• Written instruction
Do not copy the pictures; transcribe all other material exactly.

• Source material
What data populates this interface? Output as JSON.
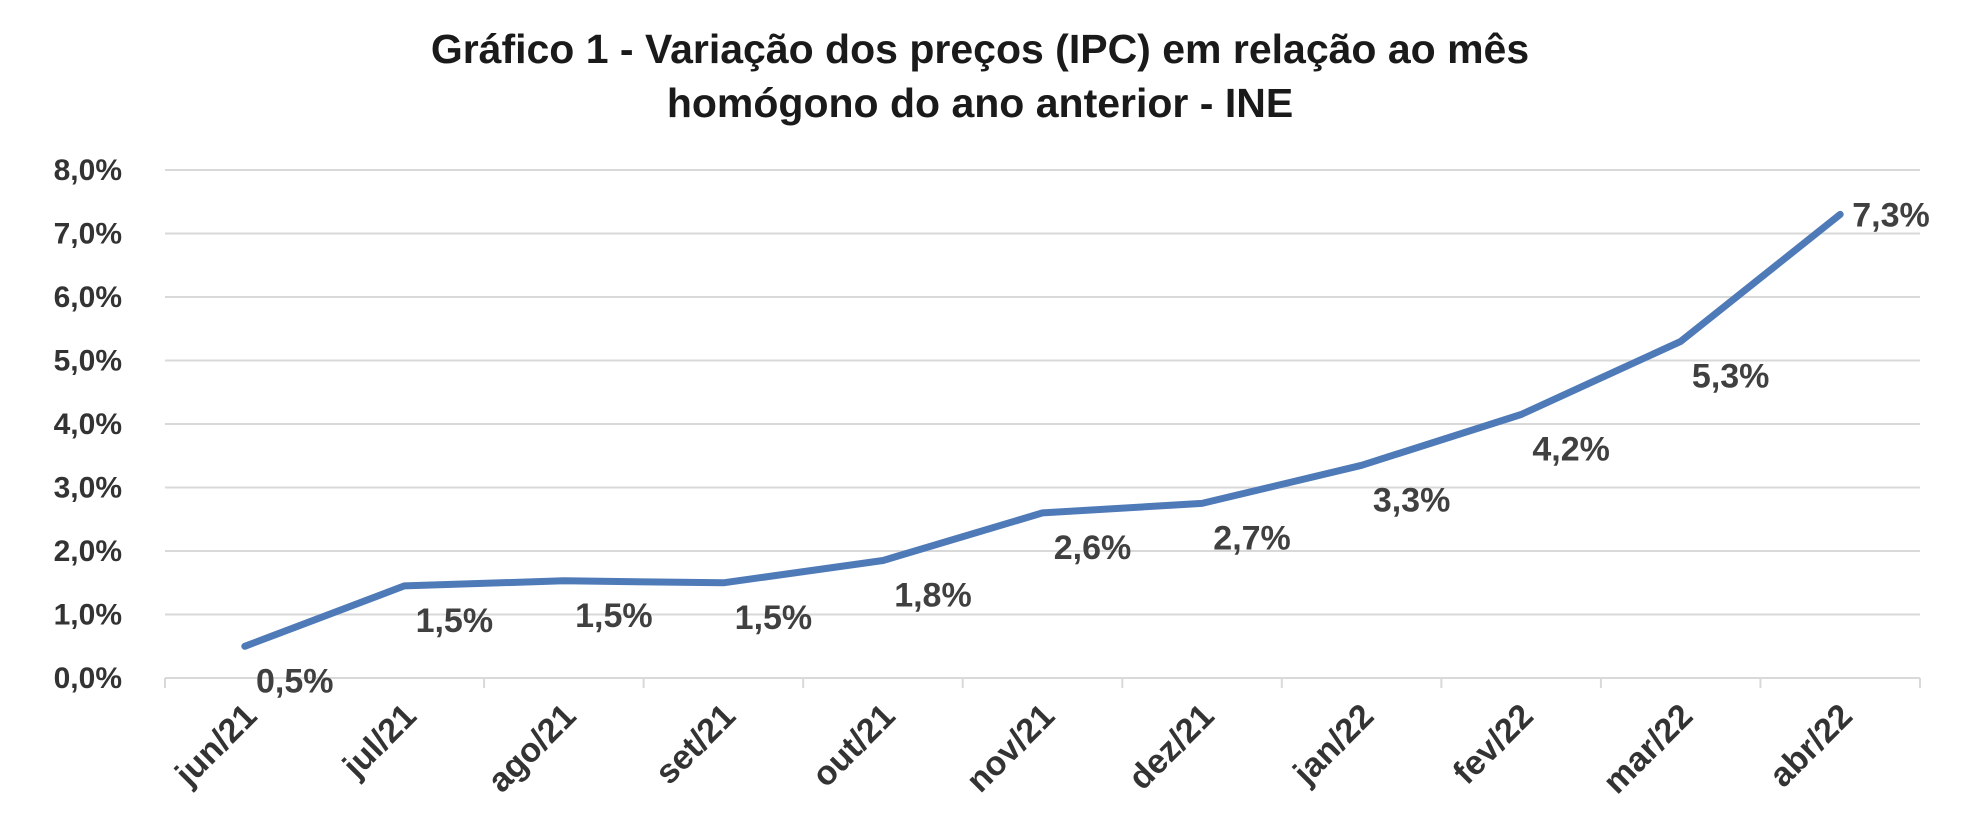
{
  "chart_data": {
    "type": "line",
    "title_lines": [
      "Gráfico 1 - Variação dos preços (IPC) em relação ao mês",
      "homógono do ano anterior - INE"
    ],
    "categories": [
      "jun/21",
      "jul/21",
      "ago/21",
      "set/21",
      "out/21",
      "nov/21",
      "dez/21",
      "jan/22",
      "fev/22",
      "mar/22",
      "abr/22"
    ],
    "values": [
      0.5,
      1.45,
      1.53,
      1.5,
      1.85,
      2.6,
      2.75,
      3.35,
      4.15,
      5.3,
      7.3
    ],
    "data_labels": [
      "0,5%",
      "1,5%",
      "1,5%",
      "1,5%",
      "1,8%",
      "2,6%",
      "2,7%",
      "3,3%",
      "4,2%",
      "5,3%",
      "7,3%"
    ],
    "y_ticks": [
      "0,0%",
      "1,0%",
      "2,0%",
      "3,0%",
      "4,0%",
      "5,0%",
      "6,0%",
      "7,0%",
      "8,0%"
    ],
    "ylim": [
      0,
      8
    ],
    "xlabel": "",
    "ylabel": "",
    "grid": true,
    "legend": "none",
    "line_color": "#4f7ab8",
    "grid_color": "#d9d9d9"
  }
}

• Answer to this problem
What data populates this interface? Output as JSON.
{
  "chart_data": {
    "type": "line",
    "title_lines": [
      "Gráfico 1 - Variação dos preços (IPC) em relação ao mês",
      "homógono do ano anterior - INE"
    ],
    "categories": [
      "jun/21",
      "jul/21",
      "ago/21",
      "set/21",
      "out/21",
      "nov/21",
      "dez/21",
      "jan/22",
      "fev/22",
      "mar/22",
      "abr/22"
    ],
    "values": [
      0.5,
      1.45,
      1.53,
      1.5,
      1.85,
      2.6,
      2.75,
      3.35,
      4.15,
      5.3,
      7.3
    ],
    "data_labels": [
      "0,5%",
      "1,5%",
      "1,5%",
      "1,5%",
      "1,8%",
      "2,6%",
      "2,7%",
      "3,3%",
      "4,2%",
      "5,3%",
      "7,3%"
    ],
    "y_ticks": [
      "0,0%",
      "1,0%",
      "2,0%",
      "3,0%",
      "4,0%",
      "5,0%",
      "6,0%",
      "7,0%",
      "8,0%"
    ],
    "ylim": [
      0,
      8
    ],
    "xlabel": "",
    "ylabel": "",
    "grid": true,
    "legend": "none",
    "line_color": "#4f7ab8",
    "grid_color": "#d9d9d9"
  }
}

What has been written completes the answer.